--- START Entries provided ---
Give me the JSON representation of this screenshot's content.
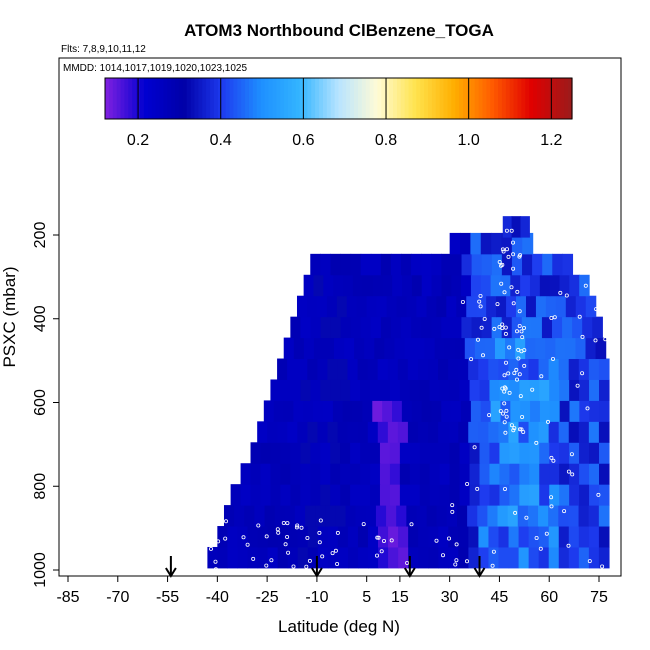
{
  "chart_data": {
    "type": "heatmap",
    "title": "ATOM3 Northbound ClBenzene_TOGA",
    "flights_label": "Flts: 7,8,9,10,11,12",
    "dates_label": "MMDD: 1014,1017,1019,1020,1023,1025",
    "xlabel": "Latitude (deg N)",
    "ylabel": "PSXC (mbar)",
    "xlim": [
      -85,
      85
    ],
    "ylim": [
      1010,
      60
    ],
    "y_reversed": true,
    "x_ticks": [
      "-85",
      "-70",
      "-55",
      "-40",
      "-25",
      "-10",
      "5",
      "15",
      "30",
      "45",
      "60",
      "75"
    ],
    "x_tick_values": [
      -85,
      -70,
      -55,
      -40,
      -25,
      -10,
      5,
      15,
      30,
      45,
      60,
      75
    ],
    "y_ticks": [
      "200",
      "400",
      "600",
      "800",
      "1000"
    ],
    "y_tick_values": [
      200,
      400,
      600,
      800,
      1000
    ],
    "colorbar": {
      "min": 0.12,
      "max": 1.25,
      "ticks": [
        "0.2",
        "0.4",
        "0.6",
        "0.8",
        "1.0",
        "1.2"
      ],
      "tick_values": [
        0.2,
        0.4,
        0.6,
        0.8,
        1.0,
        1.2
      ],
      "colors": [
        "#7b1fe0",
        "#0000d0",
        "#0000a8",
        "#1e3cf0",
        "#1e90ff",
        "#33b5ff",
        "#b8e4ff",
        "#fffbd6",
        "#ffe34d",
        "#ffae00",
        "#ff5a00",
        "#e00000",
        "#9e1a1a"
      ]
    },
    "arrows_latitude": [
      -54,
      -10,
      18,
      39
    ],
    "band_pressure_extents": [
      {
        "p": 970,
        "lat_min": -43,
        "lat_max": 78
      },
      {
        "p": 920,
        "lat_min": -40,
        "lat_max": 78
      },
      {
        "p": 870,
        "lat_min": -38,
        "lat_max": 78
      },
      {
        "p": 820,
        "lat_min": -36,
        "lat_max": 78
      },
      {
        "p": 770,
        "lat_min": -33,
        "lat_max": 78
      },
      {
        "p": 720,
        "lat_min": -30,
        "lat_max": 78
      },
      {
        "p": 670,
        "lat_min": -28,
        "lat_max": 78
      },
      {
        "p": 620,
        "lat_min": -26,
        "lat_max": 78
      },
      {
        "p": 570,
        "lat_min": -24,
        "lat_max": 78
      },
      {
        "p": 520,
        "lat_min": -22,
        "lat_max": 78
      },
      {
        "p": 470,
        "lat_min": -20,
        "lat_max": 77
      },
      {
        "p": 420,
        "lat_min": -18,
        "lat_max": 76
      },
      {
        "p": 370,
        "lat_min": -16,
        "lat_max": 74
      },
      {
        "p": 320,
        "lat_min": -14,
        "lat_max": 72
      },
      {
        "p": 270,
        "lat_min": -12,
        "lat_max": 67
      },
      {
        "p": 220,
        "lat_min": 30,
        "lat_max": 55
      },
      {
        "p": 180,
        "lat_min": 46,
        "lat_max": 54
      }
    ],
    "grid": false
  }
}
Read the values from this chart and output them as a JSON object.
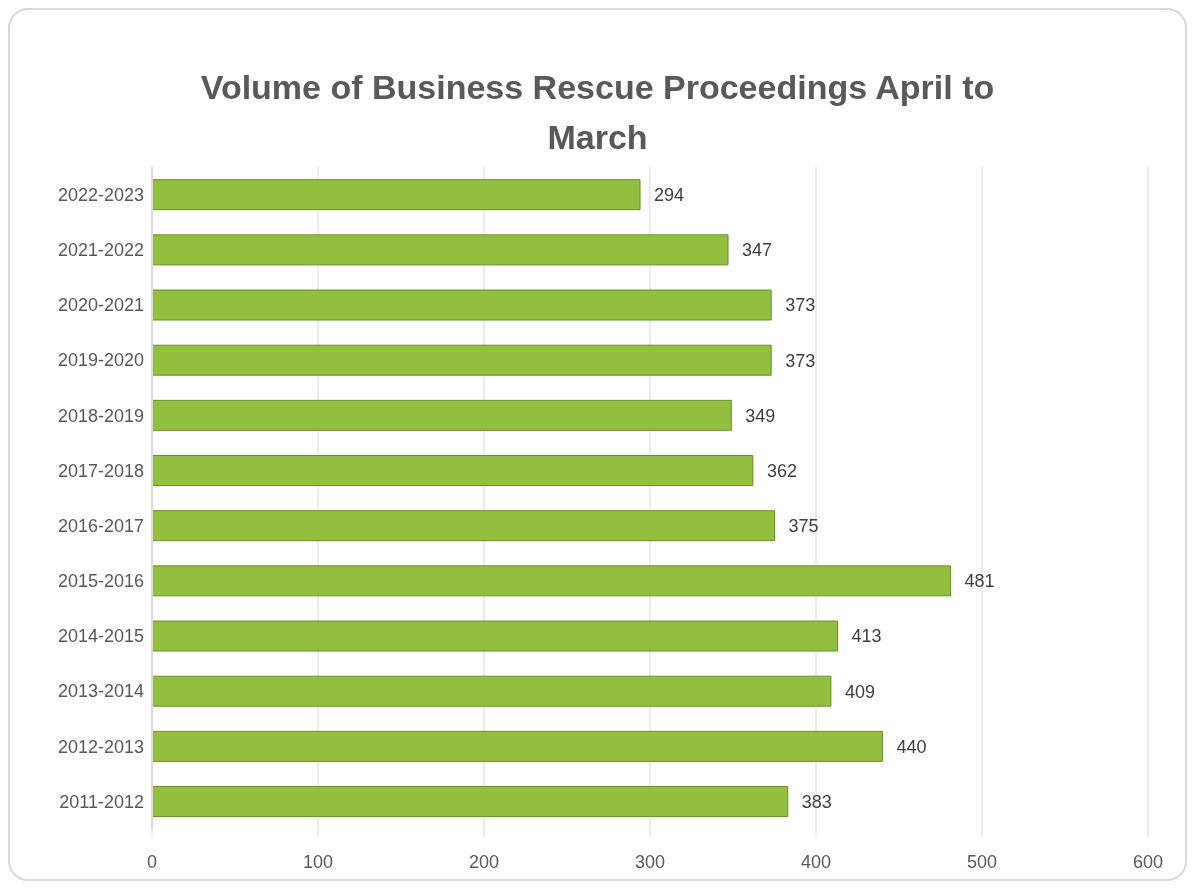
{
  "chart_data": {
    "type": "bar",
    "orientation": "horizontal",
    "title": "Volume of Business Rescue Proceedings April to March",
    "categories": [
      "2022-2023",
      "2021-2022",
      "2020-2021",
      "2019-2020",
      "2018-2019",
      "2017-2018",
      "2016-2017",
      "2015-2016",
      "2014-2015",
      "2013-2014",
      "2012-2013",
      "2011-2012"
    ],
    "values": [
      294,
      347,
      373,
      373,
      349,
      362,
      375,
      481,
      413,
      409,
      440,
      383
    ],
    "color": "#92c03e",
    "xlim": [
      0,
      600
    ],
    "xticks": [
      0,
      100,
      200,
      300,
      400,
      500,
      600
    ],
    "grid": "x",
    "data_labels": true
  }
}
--- END Entries provided ---
--- START Entries provided ---
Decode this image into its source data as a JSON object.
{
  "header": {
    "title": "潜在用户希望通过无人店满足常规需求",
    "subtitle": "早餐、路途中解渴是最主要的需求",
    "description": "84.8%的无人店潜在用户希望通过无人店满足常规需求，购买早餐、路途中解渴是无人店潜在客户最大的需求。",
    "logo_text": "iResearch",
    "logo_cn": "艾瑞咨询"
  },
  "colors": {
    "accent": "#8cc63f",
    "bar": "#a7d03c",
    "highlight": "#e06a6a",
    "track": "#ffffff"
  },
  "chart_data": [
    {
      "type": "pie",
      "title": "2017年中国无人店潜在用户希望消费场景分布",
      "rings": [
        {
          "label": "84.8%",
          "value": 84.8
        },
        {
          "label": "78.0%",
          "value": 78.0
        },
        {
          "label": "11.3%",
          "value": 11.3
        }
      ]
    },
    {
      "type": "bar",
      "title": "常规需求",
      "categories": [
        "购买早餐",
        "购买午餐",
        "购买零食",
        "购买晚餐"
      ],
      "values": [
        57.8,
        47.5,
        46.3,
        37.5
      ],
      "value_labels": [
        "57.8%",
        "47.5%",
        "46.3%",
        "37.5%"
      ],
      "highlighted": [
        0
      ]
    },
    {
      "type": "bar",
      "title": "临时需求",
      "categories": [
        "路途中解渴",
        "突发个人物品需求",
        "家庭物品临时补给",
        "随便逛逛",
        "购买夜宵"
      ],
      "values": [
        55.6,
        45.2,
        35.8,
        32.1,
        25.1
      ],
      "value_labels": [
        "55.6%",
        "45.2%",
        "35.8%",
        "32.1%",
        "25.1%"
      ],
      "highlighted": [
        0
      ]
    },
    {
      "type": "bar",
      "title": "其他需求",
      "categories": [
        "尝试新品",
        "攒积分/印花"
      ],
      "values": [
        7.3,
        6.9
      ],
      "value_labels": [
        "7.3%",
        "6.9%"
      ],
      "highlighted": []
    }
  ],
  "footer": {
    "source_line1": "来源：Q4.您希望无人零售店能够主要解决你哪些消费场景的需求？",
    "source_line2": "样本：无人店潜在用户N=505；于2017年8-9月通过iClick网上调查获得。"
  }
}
--- END Entries provided ---
- [Directions]
Whichever lines contain the string "购买早餐", select and copy them.

- [Response for this exercise]
    "description": "84.8%的无人店潜在用户希望通过无人店满足常规需求，购买早餐、路途中解渴是无人店潜在客户最大的需求。",
        "购买早餐",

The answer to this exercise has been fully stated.